[Exercise aim] Whenever a line in the material below contains "leveranser", copy that line.

----------

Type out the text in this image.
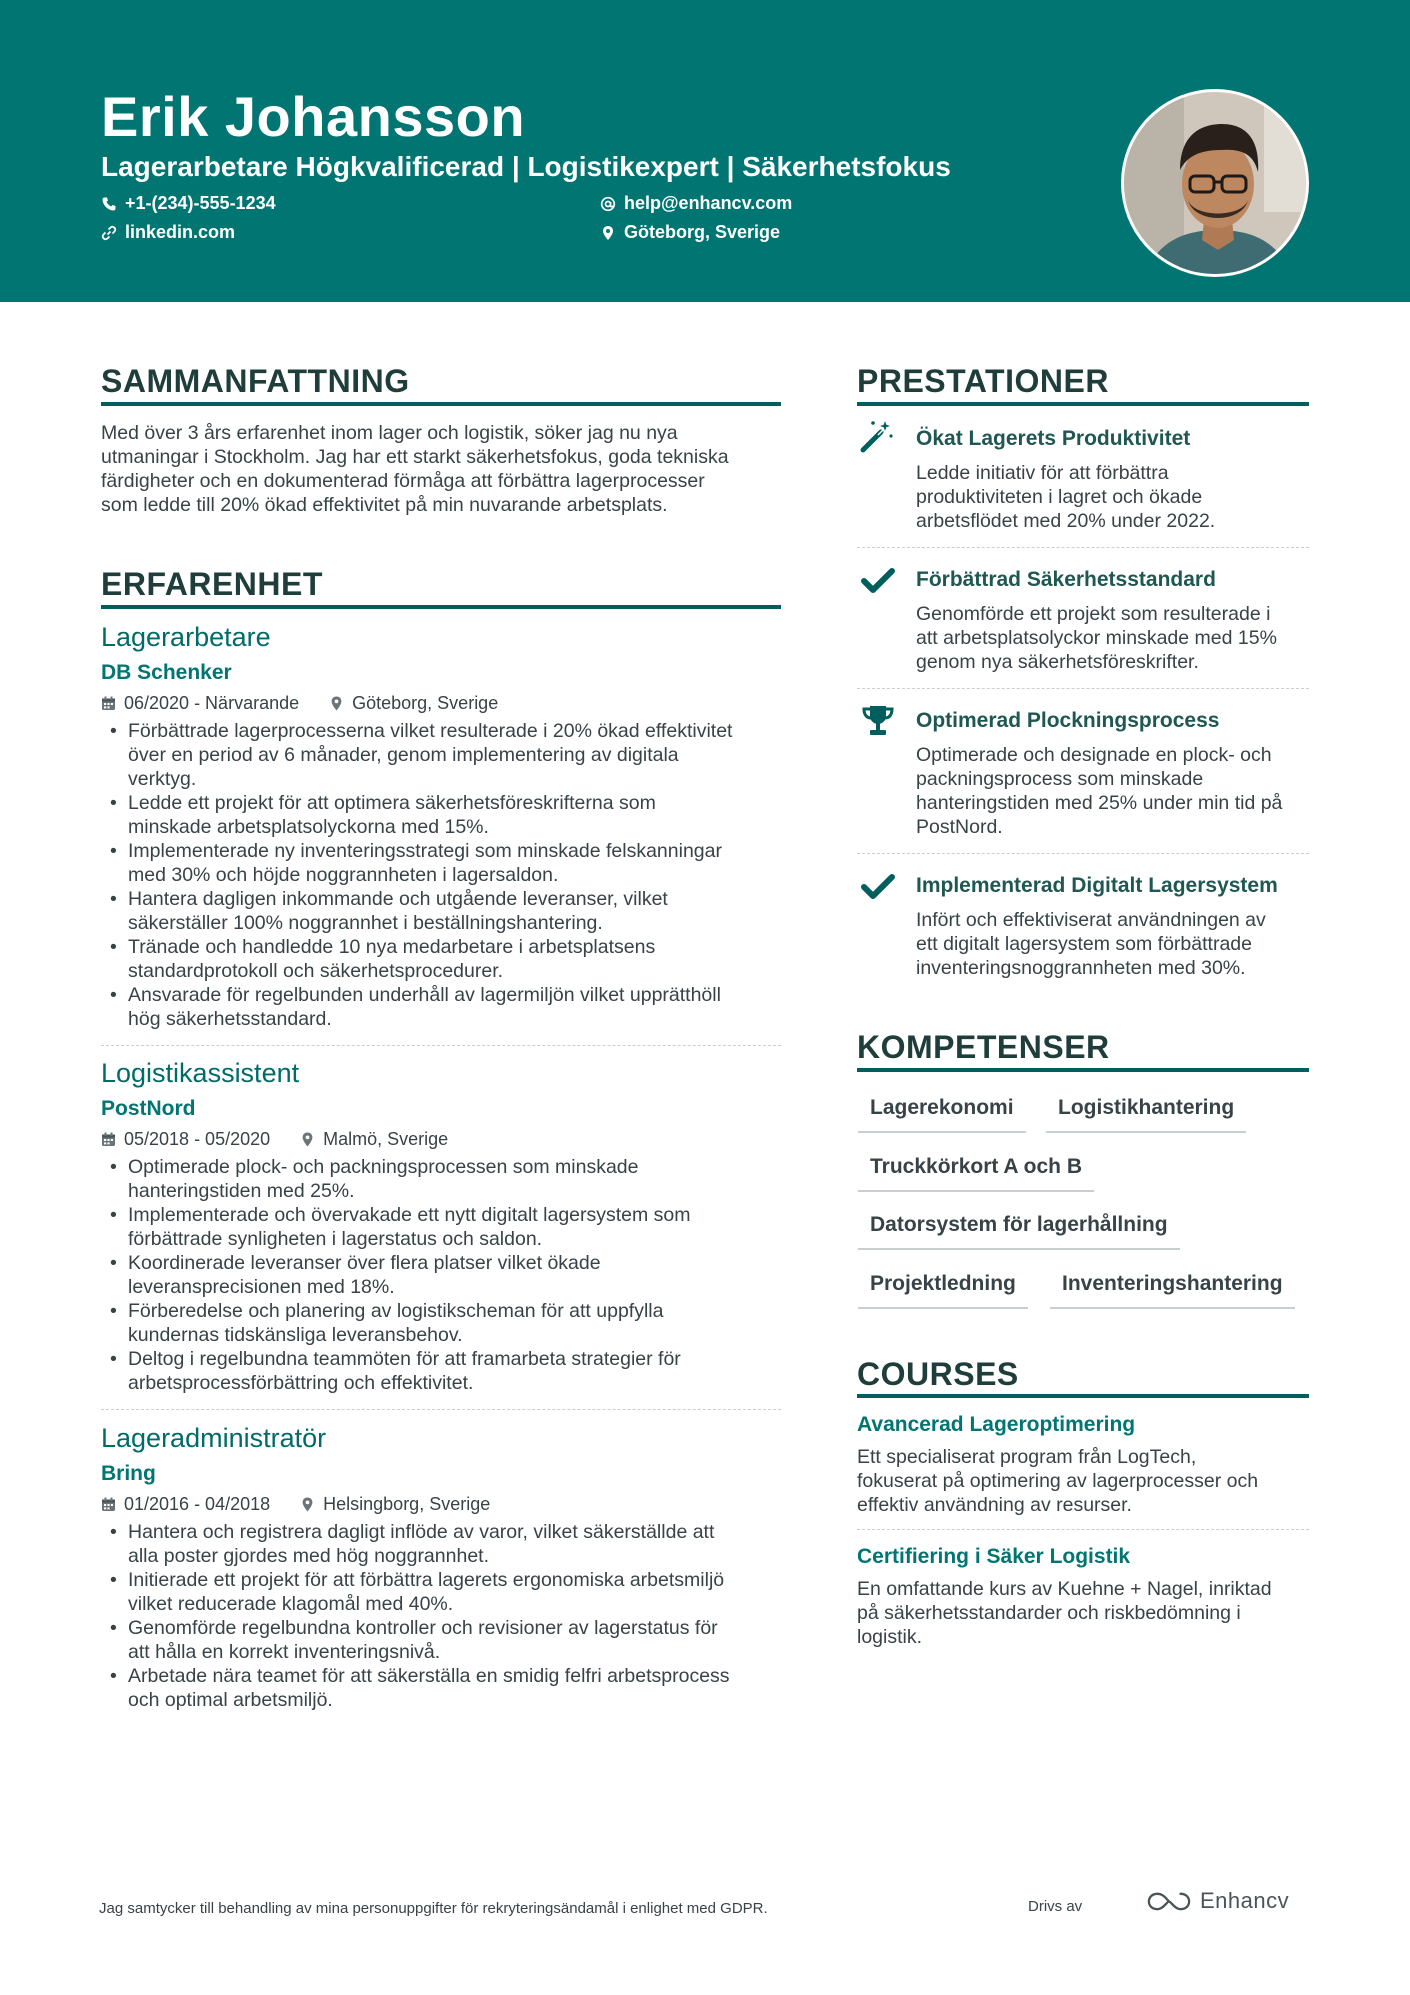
Erik Johansson
Lagerarbetare Högkvalificerad | Logistikexpert | Säkerhetsfokus
+1-(234)-555-1234	help@enhancv.com
linkedin.com	Göteborg, Sverige
SAMMANFATTNING
Med över 3 års erfarenhet inom lager och logistik, söker jag nu nya
utmaningar i Stockholm. Jag har ett starkt säkerhetsfokus, goda tekniska
färdigheter och en dokumenterad förmåga att förbättra lagerprocesser
som ledde till 20% ökad effektivitet på min nuvarande arbetsplats.
ERFARENHET
Lagerarbetare
DB Schenker
06/2020 - Närvarande	Göteborg, Sverige
• Förbättrade lagerprocesserna vilket resulterade i 20% ökad effektivitet
över en period av 6 månader, genom implementering av digitala
verktyg.
• Ledde ett projekt för att optimera säkerhetsföreskrifterna som
minskade arbetsplatsolyckorna med 15%.
• Implementerade ny inventeringsstrategi som minskade felskanningar
med 30% och höjde noggrannheten i lagersaldon.
• Hantera dagligen inkommande och utgående leveranser, vilket
säkerställer 100% noggrannhet i beställningshantering.
• Tränade och handledde 10 nya medarbetare i arbetsplatsens
standardprotokoll och säkerhetsprocedurer.
• Ansvarade för regelbunden underhåll av lagermiljön vilket upprätthöll
hög säkerhetsstandard.
Logistikassistent
PostNord
05/2018 - 05/2020	Malmö, Sverige
• Optimerade plock- och packningsprocessen som minskade
hanteringstiden med 25%.
• Implementerade och övervakade ett nytt digitalt lagersystem som
förbättrade synligheten i lagerstatus och saldon.
• Koordinerade leveranser över flera platser vilket ökade
leveransprecisionen med 18%.
• Förberedelse och planering av logistikscheman för att uppfylla
kundernas tidskänsliga leveransbehov.
• Deltog i regelbundna teammöten för att framarbeta strategier för
arbetsprocessförbättring och effektivitet.
Lageradministratör
Bring
01/2016 - 04/2018	Helsingborg, Sverige
• Hantera och registrera dagligt inflöde av varor, vilket säkerställde att
alla poster gjordes med hög noggrannhet.
• Initierade ett projekt för att förbättra lagerets ergonomiska arbetsmiljö
vilket reducerade klagomål med 40%.
• Genomförde regelbundna kontroller och revisioner av lagerstatus för
att hålla en korrekt inventeringsnivå.
• Arbetade nära teamet för att säkerställa en smidig felfri arbetsprocess
och optimal arbetsmiljö.
PRESTATIONER
Ökat Lagerets Produktivitet
Ledde initiativ för att förbättra
produktiviteten i lagret och ökade
arbetsflödet med 20% under 2022.
Förbättrad Säkerhetsstandard
Genomförde ett projekt som resulterade i
att arbetsplatsolyckor minskade med 15%
genom nya säkerhetsföreskrifter.
Optimerad Plockningsprocess
Optimerade och designade en plock- och
packningsprocess som minskade
hanteringstiden med 25% under min tid på
PostNord.
Implementerad Digitalt Lagersystem
Infört och effektiviserat användningen av
ett digitalt lagersystem som förbättrade
inventeringsnoggrannheten med 30%.
KOMPETENSER
Lagerekonomi	Logistikhantering
Truckkörkort A och B
Datorsystem för lagerhållning
Projektledning	Inventeringshantering
COURSES
Avancerad Lageroptimering
Ett specialiserat program från LogTech,
fokuserat på optimering av lagerprocesser och
effektiv användning av resurser.
Certifiering i Säker Logistik
En omfattande kurs av Kuehne + Nagel, inriktad
på säkerhetsstandarder och riskbedömning i
logistik.
Jag samtycker till behandling av mina personuppgifter för rekryteringsändamål i enlighet med GDPR.	Drivs av	Enhancv
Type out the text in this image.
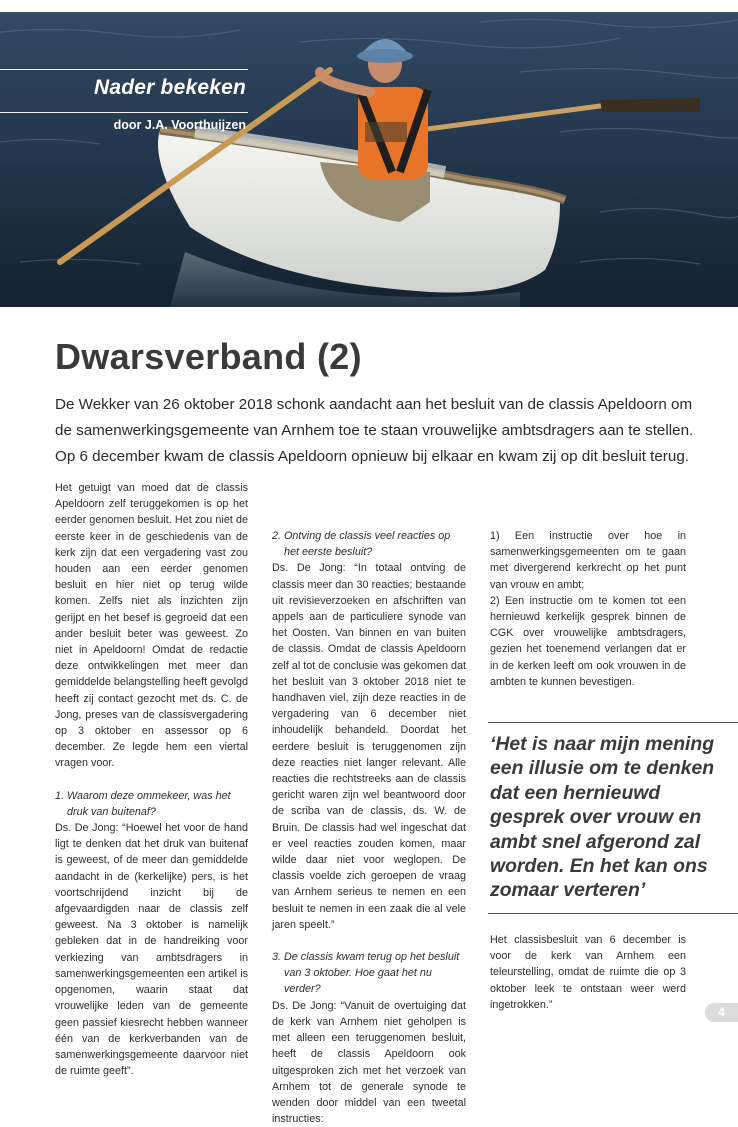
Nader bekeken
door J.A. Voorthuijzen
Dwarsverband (2)

De Wekker van 26 oktober 2018 schonk aandacht aan het besluit van de classis Apeldoorn om de samenwerkingsgemeente van Arnhem toe te staan vrouwelijke ambtsdragers aan te stellen. Op 6 december kwam de classis Apeldoorn opnieuw bij elkaar en kwam zij op dit besluit terug.

Het getuigt van moed dat de classis Apeldoorn zelf teruggekomen is op het eerder genomen besluit. Het zou niet de eerste keer in de geschiedenis van de kerk zijn dat een vergadering vast zou houden aan een eerder genomen besluit en hier niet op terug wilde komen. Zelfs niet als inzichten zijn gerijpt en het besef is gegroeid dat een ander besluit beter was geweest. Zo niet in Apeldoorn! Omdat de redactie deze ontwikkelingen met meer dan gemiddelde belangstelling heeft gevolgd heeft zij contact gezocht met ds. C. de Jong, preses van de classisvergadering op 3 oktober en assessor op 6 december. Ze legde hem een viertal vragen voor.

1. Waarom deze ommekeer, was het druk van buitenaf?

Ds. De Jong: “Hoewel het voor de hand ligt te denken dat het druk van buitenaf is geweest, of de meer dan gemiddelde aandacht in de (kerkelijke) pers, is het voortschrijdend inzicht bij de afgevaardigden naar de classis zelf geweest. Na 3 oktober is namelijk gebleken dat in de handreiking voor verkiezing van ambtsdragers in samenwerkingsgemeenten een artikel is opgenomen, waarin staat dat vrouwelijke leden van de gemeente geen passief kiesrecht hebben wanneer één van de kerkverbanden van de samenwerkingsgemeente daarvoor niet de ruimte geeft”.

2. Ontving de classis veel reacties op het eerste besluit?

Ds. De Jong: “In totaal ontving de classis meer dan 30 reacties; bestaande uit revisieverzoeken en afschriften van appels aan de particuliere synode van het Oosten. Van binnen en van buiten de classis. Omdat de classis Apeldoorn zelf al tot de conclusie was gekomen dat het besluit van 3 oktober 2018 niet te handhaven viel, zijn deze reacties in de vergadering van 6 december niet inhoudelijk behandeld. Doordat het eerdere besluit is teruggenomen zijn deze reacties niet langer relevant. Alle reacties die rechtstreeks aan de classis gericht waren zijn wel beantwoord door de scriba van de classis, ds. W. de Bruin. De classis had wel ingeschat dat er veel reacties zouden komen, maar wilde daar niet voor weglopen. De classis voelde zich geroepen de vraag van Arnhem serieus te nemen en een besluit te nemen in een zaak die al vele jaren speelt.”

3. De classis kwam terug op het besluit van 3 oktober. Hoe gaat het nu verder?

Ds. De Jong: “Vanuit de overtuiging dat de kerk van Arnhem niet geholpen is met alleen een teruggenomen besluit, heeft de classis Apeldoorn ook uitgesproken zich met het verzoek van Arnhem tot de generale synode te wenden door middel van een tweetal instructies:

1) Een instructie over hoe in samenwerkingsgemeenten om te gaan met divergerend kerkrecht op het punt van vrouw en ambt;

2) Een instructie om te komen tot een hernieuwd kerkelijk gesprek binnen de CGK over vrouwelijke ambtsdragers, gezien het toenemend verlangen dat er in de kerken leeft om ook vrouwen in de ambten te kunnen bevestigen.

‘Het is naar mijn mening een illusie om te denken dat een hernieuwd gesprek over vrouw en ambt snel afgerond zal worden. En het kan ons zomaar verteren’

Het classisbesluit van 6 december is voor de kerk van Arnhem een teleurstelling, omdat de ruimte die op 3 oktober leek te ontstaan weer werd ingetrokken.”

4
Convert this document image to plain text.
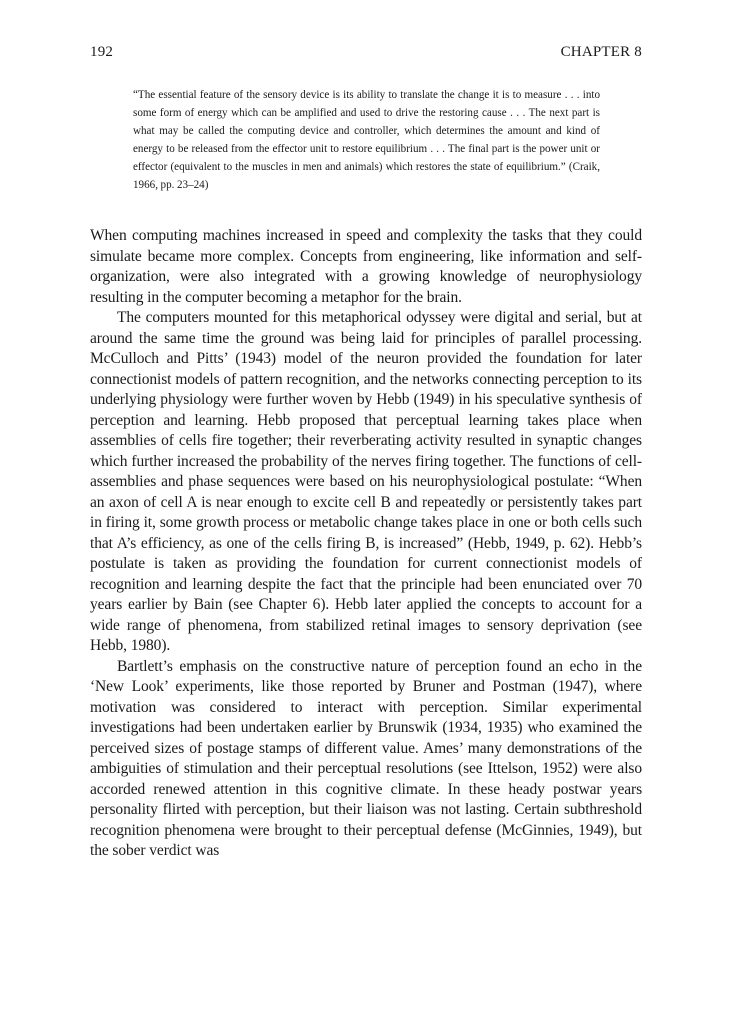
192	CHAPTER 8
“The essential feature of the sensory device is its ability to translate the change it is to measure . . . into some form of energy which can be amplified and used to drive the restoring cause . . . The next part is what may be called the computing device and controller, which determines the amount and kind of energy to be released from the effector unit to restore equilibrium . . . The final part is the power unit or effector (equivalent to the muscles in men and animals) which restores the state of equilibrium.” (Craik, 1966, pp. 23–24)

When computing machines increased in speed and complexity the tasks that they could simulate became more complex. Concepts from engineering, like information and self-organization, were also integrated with a growing knowledge of neurophysiology resulting in the computer becoming a metaphor for the brain.

The computers mounted for this metaphorical odyssey were digital and serial, but at around the same time the ground was being laid for principles of parallel processing. McCulloch and Pitts’ (1943) model of the neuron provided the foundation for later connectionist models of pattern recognition, and the networks connecting perception to its underlying physiology were further woven by Hebb (1949) in his speculative synthesis of perception and learning. Hebb proposed that perceptual learning takes place when assemblies of cells fire together; their reverberating activity resulted in synaptic changes which further increased the probability of the nerves firing together. The functions of cell-assemblies and phase sequences were based on his neurophysiological postulate: “When an axon of cell A is near enough to excite cell B and repeatedly or persistently takes part in firing it, some growth process or metabolic change takes place in one or both cells such that A’s efficiency, as one of the cells firing B, is increased” (Hebb, 1949, p. 62). Hebb’s postulate is taken as providing the foundation for current connectionist models of recognition and learning despite the fact that the principle had been enunciated over 70 years earlier by Bain (see Chapter 6). Hebb later applied the concepts to account for a wide range of phenomena, from stabilized retinal images to sensory deprivation (see Hebb, 1980).

Bartlett’s emphasis on the constructive nature of perception found an echo in the ‘New Look’ experiments, like those reported by Bruner and Postman (1947), where motivation was considered to interact with perception. Similar experimental investigations had been undertaken earlier by Brunswik (1934, 1935) who examined the perceived sizes of postage stamps of different value. Ames’ many demonstrations of the ambiguities of stimulation and their perceptual resolutions (see Ittelson, 1952) were also accorded renewed attention in this cognitive climate. In these heady postwar years personality flirted with perception, but their liaison was not lasting. Certain subthreshold recognition phenomena were brought to their perceptual defense (McGinnies, 1949), but the sober verdict was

----------

[Exercise result]
• Hantera dagligen inkommande och utgående leveranser, vilket
• Koordinerade leveranser över flera platser vilket ökade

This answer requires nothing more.